EXERCISE:
Your task is to copy every line of the entries that contains "elixir".

DATASET EXTRACT:
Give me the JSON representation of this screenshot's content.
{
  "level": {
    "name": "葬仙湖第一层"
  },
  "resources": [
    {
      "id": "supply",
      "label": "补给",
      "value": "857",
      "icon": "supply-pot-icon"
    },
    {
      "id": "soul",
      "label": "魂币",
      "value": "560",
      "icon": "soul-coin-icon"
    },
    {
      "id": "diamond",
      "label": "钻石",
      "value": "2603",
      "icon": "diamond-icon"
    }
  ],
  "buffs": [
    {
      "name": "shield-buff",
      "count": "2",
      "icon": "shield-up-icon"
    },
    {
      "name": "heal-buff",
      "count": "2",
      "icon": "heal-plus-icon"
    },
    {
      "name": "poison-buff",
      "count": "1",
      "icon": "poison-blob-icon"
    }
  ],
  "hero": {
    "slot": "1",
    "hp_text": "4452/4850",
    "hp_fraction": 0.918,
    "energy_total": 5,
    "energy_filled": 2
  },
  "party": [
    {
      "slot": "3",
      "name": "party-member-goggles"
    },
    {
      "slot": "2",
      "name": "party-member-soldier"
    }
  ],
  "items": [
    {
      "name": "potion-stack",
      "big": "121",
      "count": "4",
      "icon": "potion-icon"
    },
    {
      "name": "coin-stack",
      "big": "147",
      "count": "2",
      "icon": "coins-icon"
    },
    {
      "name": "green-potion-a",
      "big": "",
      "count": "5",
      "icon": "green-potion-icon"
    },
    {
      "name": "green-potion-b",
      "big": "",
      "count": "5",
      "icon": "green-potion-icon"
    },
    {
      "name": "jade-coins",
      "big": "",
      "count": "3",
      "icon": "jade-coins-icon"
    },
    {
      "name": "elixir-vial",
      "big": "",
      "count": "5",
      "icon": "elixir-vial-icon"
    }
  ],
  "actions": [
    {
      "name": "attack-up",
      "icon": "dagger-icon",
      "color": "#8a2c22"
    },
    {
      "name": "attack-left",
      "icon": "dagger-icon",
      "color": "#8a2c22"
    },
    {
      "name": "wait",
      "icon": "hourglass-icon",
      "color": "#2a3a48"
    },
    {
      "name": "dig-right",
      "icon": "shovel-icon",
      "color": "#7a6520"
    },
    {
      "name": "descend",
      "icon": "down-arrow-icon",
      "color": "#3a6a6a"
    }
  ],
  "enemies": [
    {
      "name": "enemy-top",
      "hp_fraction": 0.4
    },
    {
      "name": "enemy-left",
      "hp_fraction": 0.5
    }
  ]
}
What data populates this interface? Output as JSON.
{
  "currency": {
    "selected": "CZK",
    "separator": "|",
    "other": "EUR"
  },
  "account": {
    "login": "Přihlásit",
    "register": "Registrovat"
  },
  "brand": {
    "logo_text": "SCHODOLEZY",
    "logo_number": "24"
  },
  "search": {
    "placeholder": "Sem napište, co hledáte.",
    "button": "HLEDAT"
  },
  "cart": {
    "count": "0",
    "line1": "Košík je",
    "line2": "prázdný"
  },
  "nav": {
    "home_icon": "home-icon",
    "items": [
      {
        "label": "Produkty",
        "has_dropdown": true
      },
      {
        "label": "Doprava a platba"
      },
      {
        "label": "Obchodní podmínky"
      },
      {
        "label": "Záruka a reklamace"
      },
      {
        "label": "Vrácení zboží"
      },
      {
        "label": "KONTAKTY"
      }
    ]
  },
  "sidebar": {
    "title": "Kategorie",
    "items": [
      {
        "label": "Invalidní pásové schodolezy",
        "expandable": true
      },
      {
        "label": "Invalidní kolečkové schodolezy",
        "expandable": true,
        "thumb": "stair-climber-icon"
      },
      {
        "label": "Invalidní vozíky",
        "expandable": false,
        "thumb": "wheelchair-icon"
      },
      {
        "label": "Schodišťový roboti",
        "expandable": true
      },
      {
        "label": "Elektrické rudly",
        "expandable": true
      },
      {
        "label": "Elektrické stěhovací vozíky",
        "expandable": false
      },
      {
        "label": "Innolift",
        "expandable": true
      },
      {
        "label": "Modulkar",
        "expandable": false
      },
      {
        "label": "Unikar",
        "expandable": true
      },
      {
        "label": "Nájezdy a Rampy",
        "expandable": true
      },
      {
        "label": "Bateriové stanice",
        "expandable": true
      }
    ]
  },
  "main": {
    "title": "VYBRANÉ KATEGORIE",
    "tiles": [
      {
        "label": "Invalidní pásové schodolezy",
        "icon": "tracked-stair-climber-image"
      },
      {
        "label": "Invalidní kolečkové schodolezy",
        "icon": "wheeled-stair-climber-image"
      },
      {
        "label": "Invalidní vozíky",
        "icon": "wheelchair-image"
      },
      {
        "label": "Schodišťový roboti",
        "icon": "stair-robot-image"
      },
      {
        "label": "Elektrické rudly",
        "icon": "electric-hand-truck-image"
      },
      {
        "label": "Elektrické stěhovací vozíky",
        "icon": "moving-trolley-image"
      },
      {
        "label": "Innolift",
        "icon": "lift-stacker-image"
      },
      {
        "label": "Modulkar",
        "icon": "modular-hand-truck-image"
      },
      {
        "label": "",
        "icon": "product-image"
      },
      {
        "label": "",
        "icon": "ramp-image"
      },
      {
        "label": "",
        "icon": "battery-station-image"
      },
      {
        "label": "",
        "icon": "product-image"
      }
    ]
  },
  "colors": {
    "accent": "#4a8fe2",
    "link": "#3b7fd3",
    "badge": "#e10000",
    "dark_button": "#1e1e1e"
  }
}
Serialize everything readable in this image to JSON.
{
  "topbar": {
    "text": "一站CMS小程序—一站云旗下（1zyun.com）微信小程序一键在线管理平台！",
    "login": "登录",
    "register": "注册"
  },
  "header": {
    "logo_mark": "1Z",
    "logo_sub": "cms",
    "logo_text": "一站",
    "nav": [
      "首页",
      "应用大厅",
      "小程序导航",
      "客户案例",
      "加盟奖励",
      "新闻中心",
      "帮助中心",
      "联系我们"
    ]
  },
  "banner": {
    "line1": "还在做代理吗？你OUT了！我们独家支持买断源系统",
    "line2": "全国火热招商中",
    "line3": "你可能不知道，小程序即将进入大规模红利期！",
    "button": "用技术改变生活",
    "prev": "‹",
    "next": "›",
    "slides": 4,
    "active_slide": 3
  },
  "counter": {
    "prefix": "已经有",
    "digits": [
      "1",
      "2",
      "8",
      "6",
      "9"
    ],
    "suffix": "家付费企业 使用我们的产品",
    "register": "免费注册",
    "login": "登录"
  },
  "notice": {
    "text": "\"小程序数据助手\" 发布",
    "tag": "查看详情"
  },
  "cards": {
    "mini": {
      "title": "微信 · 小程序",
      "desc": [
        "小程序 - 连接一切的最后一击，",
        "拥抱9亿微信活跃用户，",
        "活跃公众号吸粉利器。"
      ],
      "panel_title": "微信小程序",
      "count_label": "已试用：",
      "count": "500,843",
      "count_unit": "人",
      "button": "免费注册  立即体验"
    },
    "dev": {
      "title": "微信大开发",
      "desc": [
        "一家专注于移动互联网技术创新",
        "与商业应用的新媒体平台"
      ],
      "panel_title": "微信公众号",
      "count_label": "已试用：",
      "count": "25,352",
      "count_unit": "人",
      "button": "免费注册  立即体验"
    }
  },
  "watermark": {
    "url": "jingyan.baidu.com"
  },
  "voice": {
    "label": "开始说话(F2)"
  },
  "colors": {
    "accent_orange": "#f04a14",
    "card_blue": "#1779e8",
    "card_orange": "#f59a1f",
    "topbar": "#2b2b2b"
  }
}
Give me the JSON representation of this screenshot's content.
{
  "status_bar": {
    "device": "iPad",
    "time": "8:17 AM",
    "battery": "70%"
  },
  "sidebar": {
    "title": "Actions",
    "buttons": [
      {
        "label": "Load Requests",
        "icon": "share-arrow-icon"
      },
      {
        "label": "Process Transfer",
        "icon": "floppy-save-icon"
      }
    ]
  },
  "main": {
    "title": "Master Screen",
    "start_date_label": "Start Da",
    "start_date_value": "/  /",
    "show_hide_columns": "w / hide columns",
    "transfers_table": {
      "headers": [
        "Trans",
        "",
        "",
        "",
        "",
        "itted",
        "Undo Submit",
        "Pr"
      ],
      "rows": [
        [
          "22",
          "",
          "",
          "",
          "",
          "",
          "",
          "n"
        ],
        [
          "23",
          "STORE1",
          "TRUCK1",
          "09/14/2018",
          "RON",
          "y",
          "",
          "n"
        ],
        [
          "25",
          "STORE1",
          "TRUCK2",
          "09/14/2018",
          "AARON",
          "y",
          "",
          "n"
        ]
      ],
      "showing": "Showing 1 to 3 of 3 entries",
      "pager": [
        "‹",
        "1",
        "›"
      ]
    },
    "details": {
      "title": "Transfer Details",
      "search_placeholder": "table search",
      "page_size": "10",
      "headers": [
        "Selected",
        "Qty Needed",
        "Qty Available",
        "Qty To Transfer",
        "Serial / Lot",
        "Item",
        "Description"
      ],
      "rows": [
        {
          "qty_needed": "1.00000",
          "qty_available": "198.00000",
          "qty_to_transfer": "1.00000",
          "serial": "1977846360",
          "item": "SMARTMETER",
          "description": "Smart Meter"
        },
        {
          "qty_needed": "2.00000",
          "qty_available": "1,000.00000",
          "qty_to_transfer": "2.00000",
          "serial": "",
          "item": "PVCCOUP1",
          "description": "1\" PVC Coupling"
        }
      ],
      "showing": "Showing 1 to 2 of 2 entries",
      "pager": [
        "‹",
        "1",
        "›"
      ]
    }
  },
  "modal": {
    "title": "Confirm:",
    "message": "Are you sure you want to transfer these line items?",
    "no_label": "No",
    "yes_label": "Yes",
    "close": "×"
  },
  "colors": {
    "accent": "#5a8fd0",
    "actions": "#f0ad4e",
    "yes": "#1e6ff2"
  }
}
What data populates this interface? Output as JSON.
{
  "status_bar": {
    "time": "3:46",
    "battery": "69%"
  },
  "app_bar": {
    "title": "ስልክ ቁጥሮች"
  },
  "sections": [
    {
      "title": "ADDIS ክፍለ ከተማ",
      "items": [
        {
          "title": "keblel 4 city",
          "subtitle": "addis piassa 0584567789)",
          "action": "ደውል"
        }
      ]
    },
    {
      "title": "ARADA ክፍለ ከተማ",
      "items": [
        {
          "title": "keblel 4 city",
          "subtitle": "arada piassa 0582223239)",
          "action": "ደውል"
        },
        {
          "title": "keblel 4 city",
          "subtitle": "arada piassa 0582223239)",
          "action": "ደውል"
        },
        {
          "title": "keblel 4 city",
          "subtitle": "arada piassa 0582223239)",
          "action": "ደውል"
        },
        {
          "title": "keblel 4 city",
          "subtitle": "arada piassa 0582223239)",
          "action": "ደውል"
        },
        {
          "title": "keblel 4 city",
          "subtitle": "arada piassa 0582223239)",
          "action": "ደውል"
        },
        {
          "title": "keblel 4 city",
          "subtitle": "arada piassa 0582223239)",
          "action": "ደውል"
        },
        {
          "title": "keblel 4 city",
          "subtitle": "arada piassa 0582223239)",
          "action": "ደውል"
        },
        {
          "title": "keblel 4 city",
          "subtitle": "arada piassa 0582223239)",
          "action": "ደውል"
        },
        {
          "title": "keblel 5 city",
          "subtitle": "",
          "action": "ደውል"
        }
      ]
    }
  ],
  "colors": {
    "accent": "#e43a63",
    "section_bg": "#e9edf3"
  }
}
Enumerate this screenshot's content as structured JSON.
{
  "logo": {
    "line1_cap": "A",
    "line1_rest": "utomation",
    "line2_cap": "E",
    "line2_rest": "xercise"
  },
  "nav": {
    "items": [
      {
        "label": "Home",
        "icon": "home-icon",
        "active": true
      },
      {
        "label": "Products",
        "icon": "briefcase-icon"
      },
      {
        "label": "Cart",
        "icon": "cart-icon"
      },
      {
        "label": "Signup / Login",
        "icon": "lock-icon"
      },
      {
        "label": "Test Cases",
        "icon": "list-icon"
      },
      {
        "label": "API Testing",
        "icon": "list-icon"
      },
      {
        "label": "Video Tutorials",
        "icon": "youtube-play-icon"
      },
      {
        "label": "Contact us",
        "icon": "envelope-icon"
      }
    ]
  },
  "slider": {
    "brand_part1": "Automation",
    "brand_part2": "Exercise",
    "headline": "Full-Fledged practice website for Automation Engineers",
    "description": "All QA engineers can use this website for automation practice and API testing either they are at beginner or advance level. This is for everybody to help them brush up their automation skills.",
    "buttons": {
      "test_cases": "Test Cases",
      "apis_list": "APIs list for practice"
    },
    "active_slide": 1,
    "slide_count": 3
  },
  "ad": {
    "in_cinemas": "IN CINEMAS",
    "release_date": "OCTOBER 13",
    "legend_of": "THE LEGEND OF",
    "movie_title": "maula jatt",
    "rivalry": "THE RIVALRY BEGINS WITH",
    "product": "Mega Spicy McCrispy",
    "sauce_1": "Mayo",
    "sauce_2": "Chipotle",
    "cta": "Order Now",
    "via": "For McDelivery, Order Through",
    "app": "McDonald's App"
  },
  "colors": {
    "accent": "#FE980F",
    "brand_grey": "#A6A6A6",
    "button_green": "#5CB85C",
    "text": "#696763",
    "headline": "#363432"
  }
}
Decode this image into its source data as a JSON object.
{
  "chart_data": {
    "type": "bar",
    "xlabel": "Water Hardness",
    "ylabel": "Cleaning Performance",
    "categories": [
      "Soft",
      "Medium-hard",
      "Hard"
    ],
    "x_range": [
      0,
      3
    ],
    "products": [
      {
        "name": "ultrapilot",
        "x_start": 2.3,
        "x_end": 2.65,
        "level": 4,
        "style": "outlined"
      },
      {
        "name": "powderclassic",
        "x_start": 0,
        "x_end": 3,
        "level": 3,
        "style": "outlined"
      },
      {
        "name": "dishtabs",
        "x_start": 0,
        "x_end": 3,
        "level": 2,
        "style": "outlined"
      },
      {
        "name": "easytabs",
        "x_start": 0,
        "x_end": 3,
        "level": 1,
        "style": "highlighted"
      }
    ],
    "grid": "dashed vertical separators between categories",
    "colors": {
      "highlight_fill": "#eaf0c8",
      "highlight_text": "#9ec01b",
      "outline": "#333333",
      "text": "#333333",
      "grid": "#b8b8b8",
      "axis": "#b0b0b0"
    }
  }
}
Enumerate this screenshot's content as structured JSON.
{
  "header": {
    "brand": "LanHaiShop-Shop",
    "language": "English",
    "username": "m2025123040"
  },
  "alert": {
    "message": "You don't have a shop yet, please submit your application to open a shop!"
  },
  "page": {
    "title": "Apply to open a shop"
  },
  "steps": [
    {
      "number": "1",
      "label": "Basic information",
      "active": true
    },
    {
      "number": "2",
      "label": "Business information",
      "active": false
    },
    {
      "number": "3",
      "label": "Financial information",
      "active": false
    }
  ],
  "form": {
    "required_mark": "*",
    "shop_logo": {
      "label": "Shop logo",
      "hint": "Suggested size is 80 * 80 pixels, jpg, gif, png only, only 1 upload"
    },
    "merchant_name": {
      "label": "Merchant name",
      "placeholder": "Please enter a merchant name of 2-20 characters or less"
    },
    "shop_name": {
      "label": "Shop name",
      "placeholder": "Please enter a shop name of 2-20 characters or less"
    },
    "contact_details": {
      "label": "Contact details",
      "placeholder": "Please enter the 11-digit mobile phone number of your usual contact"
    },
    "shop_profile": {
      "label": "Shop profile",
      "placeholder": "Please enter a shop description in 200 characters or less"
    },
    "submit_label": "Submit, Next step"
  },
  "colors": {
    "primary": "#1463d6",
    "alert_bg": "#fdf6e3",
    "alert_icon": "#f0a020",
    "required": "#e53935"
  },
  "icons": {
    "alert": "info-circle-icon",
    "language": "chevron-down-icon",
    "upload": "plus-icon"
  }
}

SOLUTION TO THIS PROBLEM:
      "name": "elixir-vial",
      "icon": "elixir-vial-icon"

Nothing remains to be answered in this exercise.